• Your instructions
Set down the data below without change, skipping the pictures it holds.

• Dataset records
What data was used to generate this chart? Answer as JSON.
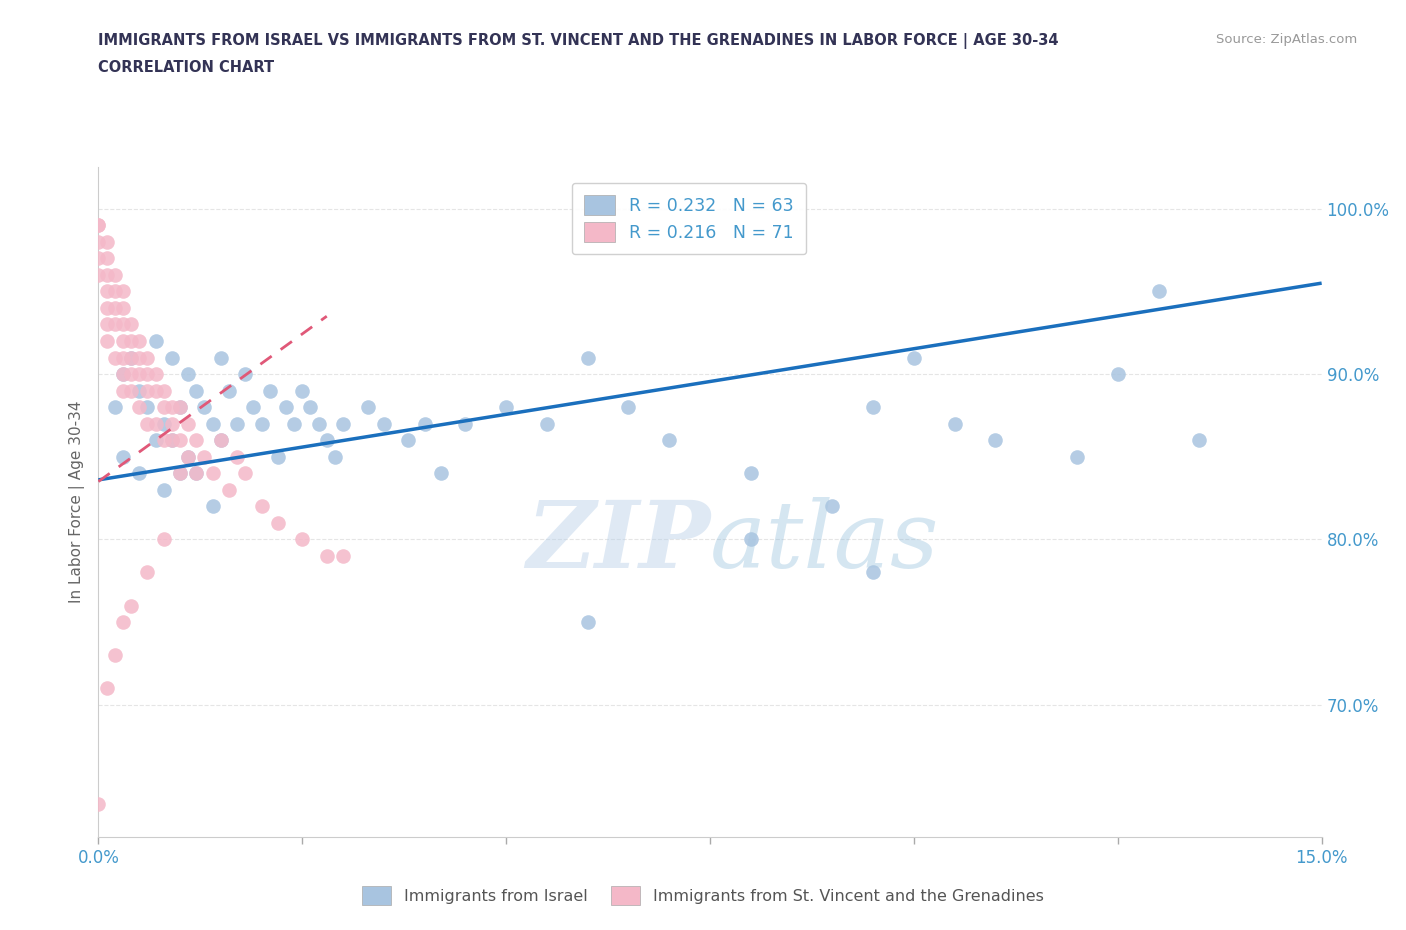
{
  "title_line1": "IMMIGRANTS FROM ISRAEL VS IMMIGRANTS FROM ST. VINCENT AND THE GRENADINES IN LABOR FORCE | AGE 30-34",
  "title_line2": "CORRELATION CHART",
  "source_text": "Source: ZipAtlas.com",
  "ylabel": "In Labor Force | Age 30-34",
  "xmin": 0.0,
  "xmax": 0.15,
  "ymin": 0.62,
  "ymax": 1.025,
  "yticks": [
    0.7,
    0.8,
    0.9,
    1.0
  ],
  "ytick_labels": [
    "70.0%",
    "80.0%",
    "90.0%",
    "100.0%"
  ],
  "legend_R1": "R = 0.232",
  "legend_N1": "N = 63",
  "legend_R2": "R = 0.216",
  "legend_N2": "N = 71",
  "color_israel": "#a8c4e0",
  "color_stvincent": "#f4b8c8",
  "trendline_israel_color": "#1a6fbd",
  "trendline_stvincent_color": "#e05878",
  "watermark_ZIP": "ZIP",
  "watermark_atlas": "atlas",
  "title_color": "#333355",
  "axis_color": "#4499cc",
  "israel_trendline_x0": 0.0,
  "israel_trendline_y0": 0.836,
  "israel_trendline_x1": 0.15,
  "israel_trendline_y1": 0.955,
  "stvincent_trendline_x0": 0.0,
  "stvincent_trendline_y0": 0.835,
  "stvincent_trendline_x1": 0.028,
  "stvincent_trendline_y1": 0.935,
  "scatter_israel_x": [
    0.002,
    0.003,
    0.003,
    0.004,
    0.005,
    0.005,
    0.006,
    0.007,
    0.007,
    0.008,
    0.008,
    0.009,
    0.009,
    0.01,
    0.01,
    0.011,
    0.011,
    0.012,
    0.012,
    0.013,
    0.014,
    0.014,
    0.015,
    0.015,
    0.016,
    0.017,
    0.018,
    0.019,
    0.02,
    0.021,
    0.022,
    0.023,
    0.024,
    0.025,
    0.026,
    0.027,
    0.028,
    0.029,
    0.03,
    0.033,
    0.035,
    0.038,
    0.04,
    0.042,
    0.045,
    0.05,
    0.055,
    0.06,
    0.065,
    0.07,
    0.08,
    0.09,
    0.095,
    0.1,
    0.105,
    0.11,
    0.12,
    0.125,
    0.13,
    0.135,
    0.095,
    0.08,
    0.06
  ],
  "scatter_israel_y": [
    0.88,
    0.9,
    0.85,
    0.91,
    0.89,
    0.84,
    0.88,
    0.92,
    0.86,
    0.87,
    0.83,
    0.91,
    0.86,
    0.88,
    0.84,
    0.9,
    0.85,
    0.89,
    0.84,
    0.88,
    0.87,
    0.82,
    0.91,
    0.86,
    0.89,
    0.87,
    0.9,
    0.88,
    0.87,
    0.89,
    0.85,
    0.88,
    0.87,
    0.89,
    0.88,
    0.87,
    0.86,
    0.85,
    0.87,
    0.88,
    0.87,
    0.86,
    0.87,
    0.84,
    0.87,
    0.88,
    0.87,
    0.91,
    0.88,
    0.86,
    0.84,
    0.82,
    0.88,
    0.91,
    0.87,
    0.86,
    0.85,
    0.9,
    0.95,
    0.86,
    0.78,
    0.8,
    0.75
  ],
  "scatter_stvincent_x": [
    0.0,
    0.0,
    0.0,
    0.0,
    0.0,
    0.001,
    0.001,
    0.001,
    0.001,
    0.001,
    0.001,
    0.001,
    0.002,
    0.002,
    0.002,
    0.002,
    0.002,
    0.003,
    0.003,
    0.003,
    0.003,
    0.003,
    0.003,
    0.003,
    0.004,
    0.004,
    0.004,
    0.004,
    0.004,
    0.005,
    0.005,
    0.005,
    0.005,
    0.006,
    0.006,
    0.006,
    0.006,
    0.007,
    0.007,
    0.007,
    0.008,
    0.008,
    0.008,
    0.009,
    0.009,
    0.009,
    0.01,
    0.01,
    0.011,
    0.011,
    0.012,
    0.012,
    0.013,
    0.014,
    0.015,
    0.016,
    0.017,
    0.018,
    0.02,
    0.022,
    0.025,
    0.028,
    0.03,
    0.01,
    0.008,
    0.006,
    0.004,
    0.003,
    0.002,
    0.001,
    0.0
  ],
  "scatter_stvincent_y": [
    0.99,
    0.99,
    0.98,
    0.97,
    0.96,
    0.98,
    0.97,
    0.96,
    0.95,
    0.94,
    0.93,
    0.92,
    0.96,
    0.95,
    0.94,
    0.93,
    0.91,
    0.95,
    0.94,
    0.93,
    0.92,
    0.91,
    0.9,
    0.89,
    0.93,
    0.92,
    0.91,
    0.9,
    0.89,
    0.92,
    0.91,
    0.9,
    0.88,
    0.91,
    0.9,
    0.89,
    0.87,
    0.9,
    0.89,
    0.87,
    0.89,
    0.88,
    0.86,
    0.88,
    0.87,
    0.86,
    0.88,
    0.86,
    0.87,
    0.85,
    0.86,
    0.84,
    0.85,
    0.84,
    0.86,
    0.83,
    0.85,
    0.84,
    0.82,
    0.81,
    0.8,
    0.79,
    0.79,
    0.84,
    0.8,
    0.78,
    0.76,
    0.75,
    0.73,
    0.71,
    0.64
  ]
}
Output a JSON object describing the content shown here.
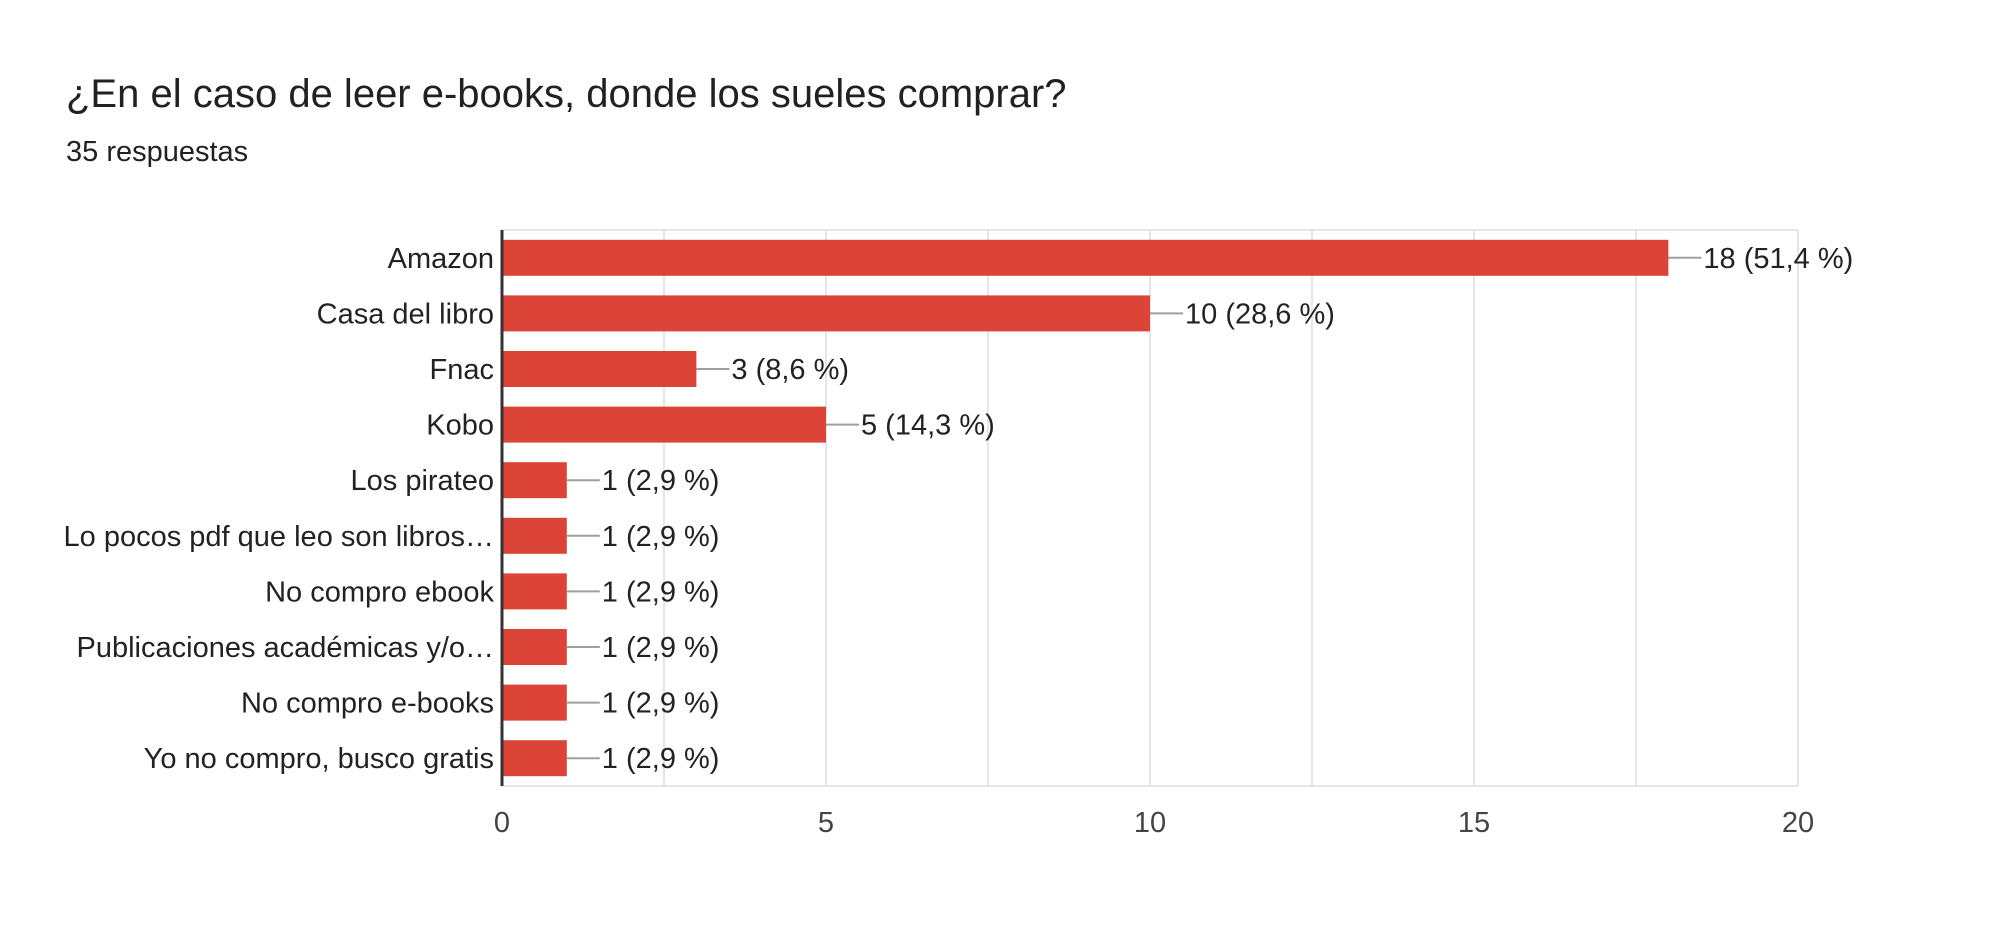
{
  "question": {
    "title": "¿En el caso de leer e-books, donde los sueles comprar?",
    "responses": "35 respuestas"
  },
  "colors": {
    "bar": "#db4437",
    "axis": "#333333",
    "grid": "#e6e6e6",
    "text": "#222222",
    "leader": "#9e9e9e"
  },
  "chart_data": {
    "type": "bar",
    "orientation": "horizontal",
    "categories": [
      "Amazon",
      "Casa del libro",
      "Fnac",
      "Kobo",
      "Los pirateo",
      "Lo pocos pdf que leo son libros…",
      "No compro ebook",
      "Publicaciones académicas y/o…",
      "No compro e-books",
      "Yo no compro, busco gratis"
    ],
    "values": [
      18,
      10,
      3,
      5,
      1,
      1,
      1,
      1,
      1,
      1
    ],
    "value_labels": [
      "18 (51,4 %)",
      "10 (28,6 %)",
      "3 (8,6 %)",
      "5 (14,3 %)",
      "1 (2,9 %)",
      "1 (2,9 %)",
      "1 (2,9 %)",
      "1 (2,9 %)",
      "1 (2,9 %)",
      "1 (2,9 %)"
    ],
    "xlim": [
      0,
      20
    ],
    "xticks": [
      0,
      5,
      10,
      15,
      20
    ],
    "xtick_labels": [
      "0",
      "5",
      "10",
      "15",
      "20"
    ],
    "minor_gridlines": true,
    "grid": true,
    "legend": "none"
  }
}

• Correct result
What data was used to generate this chart? Answer as JSON.
{
  "title_line1": "IMMIGRANTS FROM ISRAEL VS IMMIGRANTS FROM ST. VINCENT AND THE GRENADINES IN LABOR FORCE | AGE 30-34",
  "title_line2": "CORRELATION CHART",
  "source_text": "Source: ZipAtlas.com",
  "ylabel": "In Labor Force | Age 30-34",
  "xmin": 0.0,
  "xmax": 0.15,
  "ymin": 0.62,
  "ymax": 1.025,
  "yticks": [
    0.7,
    0.8,
    0.9,
    1.0
  ],
  "ytick_labels": [
    "70.0%",
    "80.0%",
    "90.0%",
    "100.0%"
  ],
  "legend_R1": "R = 0.232",
  "legend_N1": "N = 63",
  "legend_R2": "R = 0.216",
  "legend_N2": "N = 71",
  "color_israel": "#a8c4e0",
  "color_stvincent": "#f4b8c8",
  "trendline_israel_color": "#1a6fbd",
  "trendline_stvincent_color": "#e05878",
  "watermark_ZIP": "ZIP",
  "watermark_atlas": "atlas",
  "title_color": "#333355",
  "axis_color": "#4499cc",
  "israel_trendline_x0": 0.0,
  "israel_trendline_y0": 0.836,
  "israel_trendline_x1": 0.15,
  "israel_trendline_y1": 0.955,
  "stvincent_trendline_x0": 0.0,
  "stvincent_trendline_y0": 0.835,
  "stvincent_trendline_x1": 0.028,
  "stvincent_trendline_y1": 0.935,
  "scatter_israel_x": [
    0.002,
    0.003,
    0.003,
    0.004,
    0.005,
    0.005,
    0.006,
    0.007,
    0.007,
    0.008,
    0.008,
    0.009,
    0.009,
    0.01,
    0.01,
    0.011,
    0.011,
    0.012,
    0.012,
    0.013,
    0.014,
    0.014,
    0.015,
    0.015,
    0.016,
    0.017,
    0.018,
    0.019,
    0.02,
    0.021,
    0.022,
    0.023,
    0.024,
    0.025,
    0.026,
    0.027,
    0.028,
    0.029,
    0.03,
    0.033,
    0.035,
    0.038,
    0.04,
    0.042,
    0.045,
    0.05,
    0.055,
    0.06,
    0.065,
    0.07,
    0.08,
    0.09,
    0.095,
    0.1,
    0.105,
    0.11,
    0.12,
    0.125,
    0.13,
    0.135,
    0.095,
    0.08,
    0.06
  ],
  "scatter_israel_y": [
    0.88,
    0.9,
    0.85,
    0.91,
    0.89,
    0.84,
    0.88,
    0.92,
    0.86,
    0.87,
    0.83,
    0.91,
    0.86,
    0.88,
    0.84,
    0.9,
    0.85,
    0.89,
    0.84,
    0.88,
    0.87,
    0.82,
    0.91,
    0.86,
    0.89,
    0.87,
    0.9,
    0.88,
    0.87,
    0.89,
    0.85,
    0.88,
    0.87,
    0.89,
    0.88,
    0.87,
    0.86,
    0.85,
    0.87,
    0.88,
    0.87,
    0.86,
    0.87,
    0.84,
    0.87,
    0.88,
    0.87,
    0.91,
    0.88,
    0.86,
    0.84,
    0.82,
    0.88,
    0.91,
    0.87,
    0.86,
    0.85,
    0.9,
    0.95,
    0.86,
    0.78,
    0.8,
    0.75
  ],
  "scatter_stvincent_x": [
    0.0,
    0.0,
    0.0,
    0.0,
    0.0,
    0.001,
    0.001,
    0.001,
    0.001,
    0.001,
    0.001,
    0.001,
    0.002,
    0.002,
    0.002,
    0.002,
    0.002,
    0.003,
    0.003,
    0.003,
    0.003,
    0.003,
    0.003,
    0.003,
    0.004,
    0.004,
    0.004,
    0.004,
    0.004,
    0.005,
    0.005,
    0.005,
    0.005,
    0.006,
    0.006,
    0.006,
    0.006,
    0.007,
    0.007,
    0.007,
    0.008,
    0.008,
    0.008,
    0.009,
    0.009,
    0.009,
    0.01,
    0.01,
    0.011,
    0.011,
    0.012,
    0.012,
    0.013,
    0.014,
    0.015,
    0.016,
    0.017,
    0.018,
    0.02,
    0.022,
    0.025,
    0.028,
    0.03,
    0.01,
    0.008,
    0.006,
    0.004,
    0.003,
    0.002,
    0.001,
    0.0
  ],
  "scatter_stvincent_y": [
    0.99,
    0.99,
    0.98,
    0.97,
    0.96,
    0.98,
    0.97,
    0.96,
    0.95,
    0.94,
    0.93,
    0.92,
    0.96,
    0.95,
    0.94,
    0.93,
    0.91,
    0.95,
    0.94,
    0.93,
    0.92,
    0.91,
    0.9,
    0.89,
    0.93,
    0.92,
    0.91,
    0.9,
    0.89,
    0.92,
    0.91,
    0.9,
    0.88,
    0.91,
    0.9,
    0.89,
    0.87,
    0.9,
    0.89,
    0.87,
    0.89,
    0.88,
    0.86,
    0.88,
    0.87,
    0.86,
    0.88,
    0.86,
    0.87,
    0.85,
    0.86,
    0.84,
    0.85,
    0.84,
    0.86,
    0.83,
    0.85,
    0.84,
    0.82,
    0.81,
    0.8,
    0.79,
    0.79,
    0.84,
    0.8,
    0.78,
    0.76,
    0.75,
    0.73,
    0.71,
    0.64
  ]
}
Output a JSON object describing the content shown here.
{
  "question": {
    "title": "¿En el caso de leer e-books, donde los sueles comprar?",
    "responses": "35 respuestas"
  },
  "colors": {
    "bar": "#db4437",
    "axis": "#333333",
    "grid": "#e6e6e6",
    "text": "#222222",
    "leader": "#9e9e9e"
  },
  "chart_data": {
    "type": "bar",
    "orientation": "horizontal",
    "categories": [
      "Amazon",
      "Casa del libro",
      "Fnac",
      "Kobo",
      "Los pirateo",
      "Lo pocos pdf que leo son libros…",
      "No compro ebook",
      "Publicaciones académicas y/o…",
      "No compro e-books",
      "Yo no compro, busco gratis"
    ],
    "values": [
      18,
      10,
      3,
      5,
      1,
      1,
      1,
      1,
      1,
      1
    ],
    "value_labels": [
      "18 (51,4 %)",
      "10 (28,6 %)",
      "3 (8,6 %)",
      "5 (14,3 %)",
      "1 (2,9 %)",
      "1 (2,9 %)",
      "1 (2,9 %)",
      "1 (2,9 %)",
      "1 (2,9 %)",
      "1 (2,9 %)"
    ],
    "xlim": [
      0,
      20
    ],
    "xticks": [
      0,
      5,
      10,
      15,
      20
    ],
    "xtick_labels": [
      "0",
      "5",
      "10",
      "15",
      "20"
    ],
    "minor_gridlines": true,
    "grid": true,
    "legend": "none"
  }
}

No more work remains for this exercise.